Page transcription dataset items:
......

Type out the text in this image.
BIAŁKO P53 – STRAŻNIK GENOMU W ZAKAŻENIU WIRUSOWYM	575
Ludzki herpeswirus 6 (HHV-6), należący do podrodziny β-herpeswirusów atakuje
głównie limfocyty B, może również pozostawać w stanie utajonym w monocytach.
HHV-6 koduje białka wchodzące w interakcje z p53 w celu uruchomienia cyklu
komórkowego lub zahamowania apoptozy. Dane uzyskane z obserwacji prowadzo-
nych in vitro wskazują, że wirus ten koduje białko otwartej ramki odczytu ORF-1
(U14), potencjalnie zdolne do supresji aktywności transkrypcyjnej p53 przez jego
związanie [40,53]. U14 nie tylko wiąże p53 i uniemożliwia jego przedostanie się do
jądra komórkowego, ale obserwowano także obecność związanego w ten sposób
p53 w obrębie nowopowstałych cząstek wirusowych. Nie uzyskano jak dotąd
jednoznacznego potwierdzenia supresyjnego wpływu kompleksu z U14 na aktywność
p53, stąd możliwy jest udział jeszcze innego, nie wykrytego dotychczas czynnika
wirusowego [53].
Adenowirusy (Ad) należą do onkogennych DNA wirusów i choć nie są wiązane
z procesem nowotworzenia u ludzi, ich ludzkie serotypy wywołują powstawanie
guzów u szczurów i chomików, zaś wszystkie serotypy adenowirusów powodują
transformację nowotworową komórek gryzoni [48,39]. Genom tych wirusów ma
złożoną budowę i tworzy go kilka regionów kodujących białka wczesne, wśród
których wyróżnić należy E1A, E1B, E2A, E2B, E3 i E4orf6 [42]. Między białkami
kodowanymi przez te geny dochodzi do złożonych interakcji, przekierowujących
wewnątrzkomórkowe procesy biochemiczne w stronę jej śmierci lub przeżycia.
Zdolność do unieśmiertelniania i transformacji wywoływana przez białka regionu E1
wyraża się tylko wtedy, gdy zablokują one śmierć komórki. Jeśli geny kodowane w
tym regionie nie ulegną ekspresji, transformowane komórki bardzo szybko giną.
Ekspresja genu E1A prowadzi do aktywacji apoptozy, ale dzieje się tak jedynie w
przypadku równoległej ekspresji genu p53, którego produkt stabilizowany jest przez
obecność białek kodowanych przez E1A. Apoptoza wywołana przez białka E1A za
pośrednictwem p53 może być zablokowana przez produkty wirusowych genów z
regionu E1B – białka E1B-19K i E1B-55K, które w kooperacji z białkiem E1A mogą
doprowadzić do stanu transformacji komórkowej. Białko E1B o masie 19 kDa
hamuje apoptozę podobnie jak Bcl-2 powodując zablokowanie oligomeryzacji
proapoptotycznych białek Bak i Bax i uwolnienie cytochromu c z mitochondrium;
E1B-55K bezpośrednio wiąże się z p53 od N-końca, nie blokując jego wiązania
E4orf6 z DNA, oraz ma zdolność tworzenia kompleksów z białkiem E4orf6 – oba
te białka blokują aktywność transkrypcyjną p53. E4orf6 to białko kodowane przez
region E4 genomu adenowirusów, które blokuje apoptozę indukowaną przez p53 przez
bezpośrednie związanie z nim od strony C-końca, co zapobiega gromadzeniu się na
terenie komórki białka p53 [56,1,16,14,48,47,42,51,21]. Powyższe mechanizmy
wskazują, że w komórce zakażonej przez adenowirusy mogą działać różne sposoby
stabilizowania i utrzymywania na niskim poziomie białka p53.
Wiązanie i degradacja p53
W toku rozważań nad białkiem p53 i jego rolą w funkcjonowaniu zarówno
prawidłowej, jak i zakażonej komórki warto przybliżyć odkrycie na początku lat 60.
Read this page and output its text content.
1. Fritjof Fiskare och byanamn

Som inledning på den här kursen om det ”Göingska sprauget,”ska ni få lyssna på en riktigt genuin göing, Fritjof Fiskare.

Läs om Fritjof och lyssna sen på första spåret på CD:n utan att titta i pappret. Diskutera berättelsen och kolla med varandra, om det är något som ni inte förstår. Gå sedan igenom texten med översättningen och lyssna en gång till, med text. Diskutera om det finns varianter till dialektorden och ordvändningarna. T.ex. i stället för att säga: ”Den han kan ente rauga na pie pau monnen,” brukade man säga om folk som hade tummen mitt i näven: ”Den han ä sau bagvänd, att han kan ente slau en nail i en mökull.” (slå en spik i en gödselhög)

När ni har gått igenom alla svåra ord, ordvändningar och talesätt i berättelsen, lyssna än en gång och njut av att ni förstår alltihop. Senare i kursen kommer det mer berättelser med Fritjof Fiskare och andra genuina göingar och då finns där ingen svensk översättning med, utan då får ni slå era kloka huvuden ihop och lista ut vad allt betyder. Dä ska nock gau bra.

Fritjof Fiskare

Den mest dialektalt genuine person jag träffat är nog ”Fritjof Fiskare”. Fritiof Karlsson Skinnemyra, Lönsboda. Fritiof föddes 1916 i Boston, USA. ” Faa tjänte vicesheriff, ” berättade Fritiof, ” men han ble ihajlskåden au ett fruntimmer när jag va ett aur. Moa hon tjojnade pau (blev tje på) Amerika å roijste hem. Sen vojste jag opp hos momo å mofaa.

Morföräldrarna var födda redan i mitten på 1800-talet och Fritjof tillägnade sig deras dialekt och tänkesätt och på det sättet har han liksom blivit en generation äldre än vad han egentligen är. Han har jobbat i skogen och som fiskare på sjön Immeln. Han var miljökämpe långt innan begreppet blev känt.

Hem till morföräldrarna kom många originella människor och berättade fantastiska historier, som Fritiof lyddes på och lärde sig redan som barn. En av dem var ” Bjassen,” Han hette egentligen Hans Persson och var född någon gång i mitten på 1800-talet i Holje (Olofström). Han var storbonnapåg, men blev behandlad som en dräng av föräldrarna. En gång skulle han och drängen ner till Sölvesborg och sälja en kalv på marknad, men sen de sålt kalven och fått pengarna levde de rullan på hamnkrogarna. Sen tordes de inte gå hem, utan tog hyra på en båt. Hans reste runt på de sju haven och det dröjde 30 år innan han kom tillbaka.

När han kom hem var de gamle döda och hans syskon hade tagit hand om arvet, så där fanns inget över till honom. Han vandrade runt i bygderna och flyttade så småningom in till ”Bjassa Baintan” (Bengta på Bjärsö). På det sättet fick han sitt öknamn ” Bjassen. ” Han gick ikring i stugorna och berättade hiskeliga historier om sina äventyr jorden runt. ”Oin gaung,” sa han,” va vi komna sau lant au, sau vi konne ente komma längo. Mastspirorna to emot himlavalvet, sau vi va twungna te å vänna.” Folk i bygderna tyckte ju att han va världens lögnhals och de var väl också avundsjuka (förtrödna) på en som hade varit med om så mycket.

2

......

Requirement: Pick each line holding "tylko" out of the entries above and return it.

Solution to the exercise:
związanie [40,53]. U14 nie tylko wiąże p53 i uniemożliwia jego przedostanie się do
wyraża się tylko wtedy, gdy zablokują one śmierć komórki. Jeśli geny kodowane w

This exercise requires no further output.